## [SUPPLIED ENTRIES]
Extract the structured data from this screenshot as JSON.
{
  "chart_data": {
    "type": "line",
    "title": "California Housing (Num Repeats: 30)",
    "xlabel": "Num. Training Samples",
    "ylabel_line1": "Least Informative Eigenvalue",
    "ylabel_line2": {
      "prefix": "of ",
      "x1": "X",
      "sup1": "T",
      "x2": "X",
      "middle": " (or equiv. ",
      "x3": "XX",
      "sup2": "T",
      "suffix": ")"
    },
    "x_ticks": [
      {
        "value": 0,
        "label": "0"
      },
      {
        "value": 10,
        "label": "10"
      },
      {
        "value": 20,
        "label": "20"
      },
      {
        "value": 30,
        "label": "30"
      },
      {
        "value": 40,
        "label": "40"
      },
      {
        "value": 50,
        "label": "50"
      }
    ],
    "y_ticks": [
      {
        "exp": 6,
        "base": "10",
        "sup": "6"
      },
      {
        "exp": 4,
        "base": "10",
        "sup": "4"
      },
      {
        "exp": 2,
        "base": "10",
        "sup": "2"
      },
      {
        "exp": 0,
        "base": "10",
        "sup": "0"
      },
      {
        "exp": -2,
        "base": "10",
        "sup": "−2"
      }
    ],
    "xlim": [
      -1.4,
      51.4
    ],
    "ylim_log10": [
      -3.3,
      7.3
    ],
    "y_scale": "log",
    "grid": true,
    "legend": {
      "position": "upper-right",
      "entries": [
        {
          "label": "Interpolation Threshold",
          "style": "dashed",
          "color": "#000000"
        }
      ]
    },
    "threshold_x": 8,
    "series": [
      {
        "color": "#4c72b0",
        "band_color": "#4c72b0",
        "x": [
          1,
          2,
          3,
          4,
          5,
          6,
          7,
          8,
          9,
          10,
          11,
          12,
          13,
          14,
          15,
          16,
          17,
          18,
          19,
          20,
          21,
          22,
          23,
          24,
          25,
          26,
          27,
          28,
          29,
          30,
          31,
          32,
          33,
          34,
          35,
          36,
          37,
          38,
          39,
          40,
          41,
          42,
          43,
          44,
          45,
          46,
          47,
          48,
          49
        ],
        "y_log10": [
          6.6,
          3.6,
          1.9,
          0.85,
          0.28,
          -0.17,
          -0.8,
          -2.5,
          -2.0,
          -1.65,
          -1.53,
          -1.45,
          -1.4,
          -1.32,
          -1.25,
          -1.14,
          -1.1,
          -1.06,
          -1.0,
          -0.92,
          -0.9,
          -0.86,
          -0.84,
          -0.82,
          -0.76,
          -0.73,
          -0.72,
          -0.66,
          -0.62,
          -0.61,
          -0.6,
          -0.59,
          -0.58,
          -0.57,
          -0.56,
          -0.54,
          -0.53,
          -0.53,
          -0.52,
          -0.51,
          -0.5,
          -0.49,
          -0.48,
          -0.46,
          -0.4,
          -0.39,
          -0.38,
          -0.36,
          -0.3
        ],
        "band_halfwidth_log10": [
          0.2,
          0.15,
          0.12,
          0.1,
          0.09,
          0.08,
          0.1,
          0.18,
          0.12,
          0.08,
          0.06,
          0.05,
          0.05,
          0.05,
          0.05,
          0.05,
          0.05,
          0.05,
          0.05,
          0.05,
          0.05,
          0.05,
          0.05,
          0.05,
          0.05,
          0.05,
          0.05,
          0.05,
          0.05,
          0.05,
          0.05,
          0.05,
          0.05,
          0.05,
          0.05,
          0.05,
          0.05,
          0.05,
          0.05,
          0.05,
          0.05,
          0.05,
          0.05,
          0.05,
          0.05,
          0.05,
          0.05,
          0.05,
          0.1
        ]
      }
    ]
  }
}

## [PROMPT]
Write out every line of the records exactly.

## [ANSWER TO THE TASK]
Extract the structured data from this screenshot as JSON.
{
  "chart_data": {
    "type": "line",
    "title": "California Housing (Num Repeats: 30)",
    "xlabel": "Num. Training Samples",
    "ylabel_line1": "Least Informative Eigenvalue",
    "ylabel_line2": {
      "prefix": "of ",
      "x1": "X",
      "sup1": "T",
      "x2": "X",
      "middle": " (or equiv. ",
      "x3": "XX",
      "sup2": "T",
      "suffix": ")"
    },
    "x_ticks": [
      {
        "value": 0,
        "label": "0"
      },
      {
        "value": 10,
        "label": "10"
      },
      {
        "value": 20,
        "label": "20"
      },
      {
        "value": 30,
        "label": "30"
      },
      {
        "value": 40,
        "label": "40"
      },
      {
        "value": 50,
        "label": "50"
      }
    ],
    "y_ticks": [
      {
        "exp": 6,
        "base": "10",
        "sup": "6"
      },
      {
        "exp": 4,
        "base": "10",
        "sup": "4"
      },
      {
        "exp": 2,
        "base": "10",
        "sup": "2"
      },
      {
        "exp": 0,
        "base": "10",
        "sup": "0"
      },
      {
        "exp": -2,
        "base": "10",
        "sup": "−2"
      }
    ],
    "xlim": [
      -1.4,
      51.4
    ],
    "ylim_log10": [
      -3.3,
      7.3
    ],
    "y_scale": "log",
    "grid": true,
    "legend": {
      "position": "upper-right",
      "entries": [
        {
          "label": "Interpolation Threshold",
          "style": "dashed",
          "color": "#000000"
        }
      ]
    },
    "threshold_x": 8,
    "series": [
      {
        "color": "#4c72b0",
        "band_color": "#4c72b0",
        "x": [
          1,
          2,
          3,
          4,
          5,
          6,
          7,
          8,
          9,
          10,
          11,
          12,
          13,
          14,
          15,
          16,
          17,
          18,
          19,
          20,
          21,
          22,
          23,
          24,
          25,
          26,
          27,
          28,
          29,
          30,
          31,
          32,
          33,
          34,
          35,
          36,
          37,
          38,
          39,
          40,
          41,
          42,
          43,
          44,
          45,
          46,
          47,
          48,
          49
        ],
        "y_log10": [
          6.6,
          3.6,
          1.9,
          0.85,
          0.28,
          -0.17,
          -0.8,
          -2.5,
          -2.0,
          -1.65,
          -1.53,
          -1.45,
          -1.4,
          -1.32,
          -1.25,
          -1.14,
          -1.1,
          -1.06,
          -1.0,
          -0.92,
          -0.9,
          -0.86,
          -0.84,
          -0.82,
          -0.76,
          -0.73,
          -0.72,
          -0.66,
          -0.62,
          -0.61,
          -0.6,
          -0.59,
          -0.58,
          -0.57,
          -0.56,
          -0.54,
          -0.53,
          -0.53,
          -0.52,
          -0.51,
          -0.5,
          -0.49,
          -0.48,
          -0.46,
          -0.4,
          -0.39,
          -0.38,
          -0.36,
          -0.3
        ],
        "band_halfwidth_log10": [
          0.2,
          0.15,
          0.12,
          0.1,
          0.09,
          0.08,
          0.1,
          0.18,
          0.12,
          0.08,
          0.06,
          0.05,
          0.05,
          0.05,
          0.05,
          0.05,
          0.05,
          0.05,
          0.05,
          0.05,
          0.05,
          0.05,
          0.05,
          0.05,
          0.05,
          0.05,
          0.05,
          0.05,
          0.05,
          0.05,
          0.05,
          0.05,
          0.05,
          0.05,
          0.05,
          0.05,
          0.05,
          0.05,
          0.05,
          0.05,
          0.05,
          0.05,
          0.05,
          0.05,
          0.05,
          0.05,
          0.05,
          0.05,
          0.1
        ]
      }
    ]
  }
}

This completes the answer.